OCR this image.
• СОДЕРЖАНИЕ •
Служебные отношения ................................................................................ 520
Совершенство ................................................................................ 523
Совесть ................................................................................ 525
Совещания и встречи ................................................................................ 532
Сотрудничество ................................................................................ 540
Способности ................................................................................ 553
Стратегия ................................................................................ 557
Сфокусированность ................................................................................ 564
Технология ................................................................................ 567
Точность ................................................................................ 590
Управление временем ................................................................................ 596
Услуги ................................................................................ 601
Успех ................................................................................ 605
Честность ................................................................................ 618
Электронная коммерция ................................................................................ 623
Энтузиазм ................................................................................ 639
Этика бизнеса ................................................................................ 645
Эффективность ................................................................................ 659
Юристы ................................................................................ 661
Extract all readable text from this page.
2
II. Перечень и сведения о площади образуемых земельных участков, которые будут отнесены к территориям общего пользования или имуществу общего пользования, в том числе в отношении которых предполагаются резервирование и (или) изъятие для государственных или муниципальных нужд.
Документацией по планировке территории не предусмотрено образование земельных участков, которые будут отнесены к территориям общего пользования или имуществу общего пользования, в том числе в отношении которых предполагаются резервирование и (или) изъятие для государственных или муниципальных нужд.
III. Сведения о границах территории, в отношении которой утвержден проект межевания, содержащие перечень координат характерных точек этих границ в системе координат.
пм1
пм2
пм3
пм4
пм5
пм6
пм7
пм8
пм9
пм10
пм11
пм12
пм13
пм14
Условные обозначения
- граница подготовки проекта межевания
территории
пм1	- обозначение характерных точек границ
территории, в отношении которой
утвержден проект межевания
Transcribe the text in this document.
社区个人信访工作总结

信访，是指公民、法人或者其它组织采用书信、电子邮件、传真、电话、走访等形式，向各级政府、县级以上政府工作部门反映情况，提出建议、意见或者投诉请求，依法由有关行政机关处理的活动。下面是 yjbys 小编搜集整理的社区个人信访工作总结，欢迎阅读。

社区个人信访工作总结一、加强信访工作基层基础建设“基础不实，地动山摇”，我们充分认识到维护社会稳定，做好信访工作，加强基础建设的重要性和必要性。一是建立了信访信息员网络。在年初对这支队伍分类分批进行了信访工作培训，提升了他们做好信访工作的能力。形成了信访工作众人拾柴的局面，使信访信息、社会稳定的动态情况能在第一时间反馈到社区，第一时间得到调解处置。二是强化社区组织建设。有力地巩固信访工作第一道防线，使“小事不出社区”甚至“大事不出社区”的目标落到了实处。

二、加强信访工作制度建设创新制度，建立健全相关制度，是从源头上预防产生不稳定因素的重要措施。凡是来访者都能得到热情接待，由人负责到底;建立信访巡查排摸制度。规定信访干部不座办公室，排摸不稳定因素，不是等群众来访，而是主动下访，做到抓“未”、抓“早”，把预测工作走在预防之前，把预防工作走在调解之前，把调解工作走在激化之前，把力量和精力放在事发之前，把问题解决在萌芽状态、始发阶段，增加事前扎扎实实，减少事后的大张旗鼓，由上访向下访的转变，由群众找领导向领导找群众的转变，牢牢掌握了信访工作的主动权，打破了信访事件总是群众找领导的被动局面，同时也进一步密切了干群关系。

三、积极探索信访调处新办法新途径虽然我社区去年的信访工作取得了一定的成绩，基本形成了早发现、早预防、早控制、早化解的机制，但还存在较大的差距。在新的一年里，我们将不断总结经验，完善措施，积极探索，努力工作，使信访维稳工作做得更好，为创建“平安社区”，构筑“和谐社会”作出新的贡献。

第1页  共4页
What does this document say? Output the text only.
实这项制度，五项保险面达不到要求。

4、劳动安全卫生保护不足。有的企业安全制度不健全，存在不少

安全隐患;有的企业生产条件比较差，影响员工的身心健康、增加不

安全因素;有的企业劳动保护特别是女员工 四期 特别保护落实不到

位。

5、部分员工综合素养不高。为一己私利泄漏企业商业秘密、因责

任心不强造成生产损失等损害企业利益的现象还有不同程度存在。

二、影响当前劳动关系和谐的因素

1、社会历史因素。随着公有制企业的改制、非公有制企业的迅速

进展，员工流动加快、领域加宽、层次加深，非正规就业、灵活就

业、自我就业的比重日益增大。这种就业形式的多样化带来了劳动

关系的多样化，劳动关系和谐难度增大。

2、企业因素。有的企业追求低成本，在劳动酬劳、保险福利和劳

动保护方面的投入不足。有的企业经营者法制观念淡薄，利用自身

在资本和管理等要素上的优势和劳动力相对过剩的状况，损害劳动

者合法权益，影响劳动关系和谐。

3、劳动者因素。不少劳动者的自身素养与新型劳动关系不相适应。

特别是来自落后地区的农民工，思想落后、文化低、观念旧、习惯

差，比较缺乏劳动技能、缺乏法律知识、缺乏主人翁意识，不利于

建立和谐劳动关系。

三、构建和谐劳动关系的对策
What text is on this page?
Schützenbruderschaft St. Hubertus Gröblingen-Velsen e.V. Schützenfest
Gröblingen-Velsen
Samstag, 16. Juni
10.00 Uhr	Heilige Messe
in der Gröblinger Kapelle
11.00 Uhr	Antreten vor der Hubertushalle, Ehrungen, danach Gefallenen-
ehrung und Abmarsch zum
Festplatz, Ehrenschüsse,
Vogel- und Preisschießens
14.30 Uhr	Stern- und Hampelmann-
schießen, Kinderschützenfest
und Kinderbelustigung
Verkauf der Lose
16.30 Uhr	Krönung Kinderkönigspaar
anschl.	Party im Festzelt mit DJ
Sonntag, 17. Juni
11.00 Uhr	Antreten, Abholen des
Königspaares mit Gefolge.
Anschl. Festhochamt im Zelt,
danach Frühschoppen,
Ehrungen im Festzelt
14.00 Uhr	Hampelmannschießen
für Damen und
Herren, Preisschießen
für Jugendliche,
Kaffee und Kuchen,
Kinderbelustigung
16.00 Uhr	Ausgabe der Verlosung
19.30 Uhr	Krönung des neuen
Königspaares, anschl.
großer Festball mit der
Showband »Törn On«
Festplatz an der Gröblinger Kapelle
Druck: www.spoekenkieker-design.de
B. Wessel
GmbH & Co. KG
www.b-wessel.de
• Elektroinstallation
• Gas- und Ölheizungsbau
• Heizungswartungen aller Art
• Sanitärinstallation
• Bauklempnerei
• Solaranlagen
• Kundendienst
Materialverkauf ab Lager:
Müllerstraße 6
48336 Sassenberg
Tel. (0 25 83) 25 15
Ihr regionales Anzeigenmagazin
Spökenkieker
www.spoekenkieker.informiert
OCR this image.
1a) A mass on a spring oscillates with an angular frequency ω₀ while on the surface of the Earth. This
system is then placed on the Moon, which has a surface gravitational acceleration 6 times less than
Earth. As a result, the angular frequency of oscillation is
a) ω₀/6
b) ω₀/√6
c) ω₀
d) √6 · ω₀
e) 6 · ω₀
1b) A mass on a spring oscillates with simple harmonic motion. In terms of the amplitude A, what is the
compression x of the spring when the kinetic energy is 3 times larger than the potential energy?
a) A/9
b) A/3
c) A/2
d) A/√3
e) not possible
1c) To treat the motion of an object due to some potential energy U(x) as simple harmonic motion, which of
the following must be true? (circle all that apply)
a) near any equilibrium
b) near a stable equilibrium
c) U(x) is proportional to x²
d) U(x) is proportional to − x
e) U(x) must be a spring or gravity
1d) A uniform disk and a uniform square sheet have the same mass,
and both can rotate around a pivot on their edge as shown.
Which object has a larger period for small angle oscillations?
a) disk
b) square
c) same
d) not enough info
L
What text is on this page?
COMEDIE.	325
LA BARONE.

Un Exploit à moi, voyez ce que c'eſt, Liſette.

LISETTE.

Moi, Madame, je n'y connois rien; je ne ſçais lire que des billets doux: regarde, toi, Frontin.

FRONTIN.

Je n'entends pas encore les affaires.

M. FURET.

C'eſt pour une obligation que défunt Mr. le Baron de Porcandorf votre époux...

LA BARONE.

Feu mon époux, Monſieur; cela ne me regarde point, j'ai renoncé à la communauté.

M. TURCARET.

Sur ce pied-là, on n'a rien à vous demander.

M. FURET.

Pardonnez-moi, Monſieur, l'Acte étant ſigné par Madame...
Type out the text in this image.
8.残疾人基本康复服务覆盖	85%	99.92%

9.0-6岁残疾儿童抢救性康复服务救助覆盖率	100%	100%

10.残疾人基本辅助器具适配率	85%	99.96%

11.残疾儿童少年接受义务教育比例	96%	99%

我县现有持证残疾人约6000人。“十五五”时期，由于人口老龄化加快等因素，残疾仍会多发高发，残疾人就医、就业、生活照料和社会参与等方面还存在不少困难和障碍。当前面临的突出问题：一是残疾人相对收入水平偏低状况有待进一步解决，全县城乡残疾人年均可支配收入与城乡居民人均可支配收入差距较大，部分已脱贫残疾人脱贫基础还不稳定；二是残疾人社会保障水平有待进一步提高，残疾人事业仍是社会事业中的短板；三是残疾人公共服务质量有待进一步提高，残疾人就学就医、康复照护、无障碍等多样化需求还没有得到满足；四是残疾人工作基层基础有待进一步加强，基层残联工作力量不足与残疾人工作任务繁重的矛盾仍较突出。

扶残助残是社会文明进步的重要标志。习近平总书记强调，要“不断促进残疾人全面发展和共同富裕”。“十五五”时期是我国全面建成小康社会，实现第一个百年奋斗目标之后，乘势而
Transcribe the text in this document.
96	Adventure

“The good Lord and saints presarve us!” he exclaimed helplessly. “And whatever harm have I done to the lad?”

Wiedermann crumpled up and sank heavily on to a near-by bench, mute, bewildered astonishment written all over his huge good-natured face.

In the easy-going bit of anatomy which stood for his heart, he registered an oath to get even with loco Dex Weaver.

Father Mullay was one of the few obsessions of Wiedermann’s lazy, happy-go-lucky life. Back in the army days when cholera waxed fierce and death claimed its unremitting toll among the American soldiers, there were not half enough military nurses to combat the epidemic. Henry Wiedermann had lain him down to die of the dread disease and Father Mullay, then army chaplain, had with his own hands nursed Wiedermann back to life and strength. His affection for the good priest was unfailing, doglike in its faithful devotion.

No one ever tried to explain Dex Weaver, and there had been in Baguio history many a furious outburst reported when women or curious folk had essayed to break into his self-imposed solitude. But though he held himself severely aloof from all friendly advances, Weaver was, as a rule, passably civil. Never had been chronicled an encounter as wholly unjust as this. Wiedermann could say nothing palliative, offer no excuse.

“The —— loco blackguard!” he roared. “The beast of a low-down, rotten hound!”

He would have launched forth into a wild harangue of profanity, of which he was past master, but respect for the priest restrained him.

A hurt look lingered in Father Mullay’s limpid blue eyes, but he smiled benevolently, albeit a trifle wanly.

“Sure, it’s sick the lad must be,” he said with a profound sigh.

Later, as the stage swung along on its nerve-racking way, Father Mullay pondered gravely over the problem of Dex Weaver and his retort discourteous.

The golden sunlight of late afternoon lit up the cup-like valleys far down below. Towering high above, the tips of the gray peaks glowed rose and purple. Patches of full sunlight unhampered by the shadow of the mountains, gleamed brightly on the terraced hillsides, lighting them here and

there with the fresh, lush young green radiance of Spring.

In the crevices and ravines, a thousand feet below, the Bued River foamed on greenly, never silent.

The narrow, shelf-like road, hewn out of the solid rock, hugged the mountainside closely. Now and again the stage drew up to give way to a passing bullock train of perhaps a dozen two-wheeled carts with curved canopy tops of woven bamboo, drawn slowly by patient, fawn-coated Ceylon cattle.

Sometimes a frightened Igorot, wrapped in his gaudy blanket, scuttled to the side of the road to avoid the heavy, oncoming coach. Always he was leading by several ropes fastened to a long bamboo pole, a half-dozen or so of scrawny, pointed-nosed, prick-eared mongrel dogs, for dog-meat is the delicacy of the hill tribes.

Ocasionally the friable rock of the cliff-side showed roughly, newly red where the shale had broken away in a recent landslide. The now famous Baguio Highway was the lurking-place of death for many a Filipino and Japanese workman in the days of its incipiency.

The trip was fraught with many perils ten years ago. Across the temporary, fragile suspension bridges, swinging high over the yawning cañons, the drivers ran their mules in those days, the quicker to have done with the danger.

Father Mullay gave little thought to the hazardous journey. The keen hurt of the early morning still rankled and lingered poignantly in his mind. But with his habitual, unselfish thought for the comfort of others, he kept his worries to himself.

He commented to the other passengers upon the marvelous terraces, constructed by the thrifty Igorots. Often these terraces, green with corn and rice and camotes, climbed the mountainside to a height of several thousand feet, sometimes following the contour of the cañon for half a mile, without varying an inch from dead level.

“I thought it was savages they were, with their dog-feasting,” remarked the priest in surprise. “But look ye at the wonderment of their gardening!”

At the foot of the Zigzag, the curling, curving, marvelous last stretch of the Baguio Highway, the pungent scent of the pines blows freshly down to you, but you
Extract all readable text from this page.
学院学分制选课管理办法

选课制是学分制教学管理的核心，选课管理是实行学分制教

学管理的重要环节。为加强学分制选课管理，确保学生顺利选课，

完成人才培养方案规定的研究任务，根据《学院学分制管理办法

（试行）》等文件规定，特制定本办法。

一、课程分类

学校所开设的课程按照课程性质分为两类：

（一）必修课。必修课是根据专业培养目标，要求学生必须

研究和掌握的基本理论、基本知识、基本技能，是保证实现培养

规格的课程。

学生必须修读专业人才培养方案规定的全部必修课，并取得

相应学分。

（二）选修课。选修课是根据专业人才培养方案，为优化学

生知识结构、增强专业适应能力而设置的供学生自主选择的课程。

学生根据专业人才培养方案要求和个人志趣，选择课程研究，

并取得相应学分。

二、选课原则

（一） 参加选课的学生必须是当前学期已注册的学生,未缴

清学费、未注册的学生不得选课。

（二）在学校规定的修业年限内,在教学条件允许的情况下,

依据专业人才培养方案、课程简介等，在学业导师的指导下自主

● **Task statement**
Say how many lines in the records above hold "имуществу", and give no other text.

● **Solution for this exercise**
2